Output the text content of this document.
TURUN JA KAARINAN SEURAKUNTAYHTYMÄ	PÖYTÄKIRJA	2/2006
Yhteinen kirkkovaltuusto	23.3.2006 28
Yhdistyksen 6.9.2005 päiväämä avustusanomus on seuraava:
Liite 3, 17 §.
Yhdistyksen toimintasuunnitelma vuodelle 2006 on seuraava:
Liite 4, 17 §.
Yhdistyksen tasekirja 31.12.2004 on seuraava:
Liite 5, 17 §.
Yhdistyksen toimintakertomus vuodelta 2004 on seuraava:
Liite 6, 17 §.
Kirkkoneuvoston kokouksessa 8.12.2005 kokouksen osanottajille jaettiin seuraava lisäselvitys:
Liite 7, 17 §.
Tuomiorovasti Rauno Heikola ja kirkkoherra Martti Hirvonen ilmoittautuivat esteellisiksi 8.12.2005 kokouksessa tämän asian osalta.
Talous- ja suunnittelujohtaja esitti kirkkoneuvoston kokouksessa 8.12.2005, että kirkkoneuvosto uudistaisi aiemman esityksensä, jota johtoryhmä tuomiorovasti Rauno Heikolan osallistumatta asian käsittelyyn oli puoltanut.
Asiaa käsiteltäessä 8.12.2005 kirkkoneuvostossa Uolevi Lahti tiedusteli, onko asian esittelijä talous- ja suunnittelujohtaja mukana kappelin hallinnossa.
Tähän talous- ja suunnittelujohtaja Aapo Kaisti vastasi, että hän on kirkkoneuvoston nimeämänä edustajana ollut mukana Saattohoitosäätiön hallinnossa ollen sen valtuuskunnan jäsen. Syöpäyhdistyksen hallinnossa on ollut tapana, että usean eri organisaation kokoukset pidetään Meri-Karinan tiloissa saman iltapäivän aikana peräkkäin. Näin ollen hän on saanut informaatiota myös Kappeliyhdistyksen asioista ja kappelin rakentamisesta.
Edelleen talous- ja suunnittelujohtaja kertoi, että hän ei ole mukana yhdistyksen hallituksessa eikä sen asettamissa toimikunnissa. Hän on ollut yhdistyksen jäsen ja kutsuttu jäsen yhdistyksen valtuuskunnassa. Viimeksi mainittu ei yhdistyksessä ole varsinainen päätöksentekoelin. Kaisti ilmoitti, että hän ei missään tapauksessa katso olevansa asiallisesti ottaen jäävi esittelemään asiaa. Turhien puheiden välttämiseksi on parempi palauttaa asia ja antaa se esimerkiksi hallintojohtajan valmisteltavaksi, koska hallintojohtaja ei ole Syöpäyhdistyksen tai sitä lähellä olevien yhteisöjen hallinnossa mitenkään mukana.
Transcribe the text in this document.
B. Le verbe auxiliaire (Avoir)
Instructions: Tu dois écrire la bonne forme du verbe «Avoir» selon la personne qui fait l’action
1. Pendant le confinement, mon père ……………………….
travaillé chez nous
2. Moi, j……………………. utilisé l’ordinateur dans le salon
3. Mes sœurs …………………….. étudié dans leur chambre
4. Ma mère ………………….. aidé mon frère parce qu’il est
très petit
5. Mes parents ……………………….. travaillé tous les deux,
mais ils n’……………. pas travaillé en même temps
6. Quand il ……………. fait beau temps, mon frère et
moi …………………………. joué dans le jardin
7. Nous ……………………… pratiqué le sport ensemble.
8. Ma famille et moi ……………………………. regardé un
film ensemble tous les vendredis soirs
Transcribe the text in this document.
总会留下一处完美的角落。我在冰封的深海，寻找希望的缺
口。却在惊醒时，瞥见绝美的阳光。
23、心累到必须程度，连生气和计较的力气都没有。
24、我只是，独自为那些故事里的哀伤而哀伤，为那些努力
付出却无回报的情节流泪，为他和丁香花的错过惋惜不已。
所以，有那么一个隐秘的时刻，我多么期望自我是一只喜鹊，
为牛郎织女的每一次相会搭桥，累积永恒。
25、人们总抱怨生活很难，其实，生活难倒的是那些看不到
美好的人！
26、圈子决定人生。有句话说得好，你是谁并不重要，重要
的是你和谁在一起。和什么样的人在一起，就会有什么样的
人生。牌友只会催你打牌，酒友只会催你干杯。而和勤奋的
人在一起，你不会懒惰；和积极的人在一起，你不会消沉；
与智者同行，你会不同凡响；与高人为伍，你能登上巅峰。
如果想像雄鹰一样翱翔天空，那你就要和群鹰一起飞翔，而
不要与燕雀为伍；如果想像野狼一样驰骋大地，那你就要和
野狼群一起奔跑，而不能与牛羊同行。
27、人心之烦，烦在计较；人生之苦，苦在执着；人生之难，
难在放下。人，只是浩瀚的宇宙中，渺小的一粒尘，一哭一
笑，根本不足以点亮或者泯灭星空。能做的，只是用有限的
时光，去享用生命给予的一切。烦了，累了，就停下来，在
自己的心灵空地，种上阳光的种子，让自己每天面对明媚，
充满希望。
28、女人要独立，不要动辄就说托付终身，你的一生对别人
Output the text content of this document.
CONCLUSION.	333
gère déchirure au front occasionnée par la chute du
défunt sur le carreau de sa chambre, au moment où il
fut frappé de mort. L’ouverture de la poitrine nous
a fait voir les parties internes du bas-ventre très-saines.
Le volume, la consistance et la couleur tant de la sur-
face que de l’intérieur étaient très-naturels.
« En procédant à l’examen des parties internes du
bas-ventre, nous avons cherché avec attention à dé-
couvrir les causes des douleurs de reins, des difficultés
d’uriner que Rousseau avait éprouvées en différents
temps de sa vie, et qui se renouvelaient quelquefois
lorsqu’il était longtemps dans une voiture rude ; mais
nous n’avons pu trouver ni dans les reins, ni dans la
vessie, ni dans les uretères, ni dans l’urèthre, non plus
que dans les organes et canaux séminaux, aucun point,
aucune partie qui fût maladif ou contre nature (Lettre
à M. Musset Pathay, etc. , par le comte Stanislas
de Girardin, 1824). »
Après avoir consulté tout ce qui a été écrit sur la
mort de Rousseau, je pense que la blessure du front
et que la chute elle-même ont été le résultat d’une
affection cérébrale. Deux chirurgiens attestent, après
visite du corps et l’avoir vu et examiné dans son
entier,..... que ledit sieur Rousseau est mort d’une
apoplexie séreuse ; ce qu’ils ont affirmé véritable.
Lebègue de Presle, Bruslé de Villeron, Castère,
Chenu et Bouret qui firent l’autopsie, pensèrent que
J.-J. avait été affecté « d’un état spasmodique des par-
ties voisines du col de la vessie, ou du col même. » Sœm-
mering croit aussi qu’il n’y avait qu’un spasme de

WHAT YOU HAVE TO DO: State how many lines of the records hold the string "frère", and nothing else.

RESPONSE TO THIS TASK: 2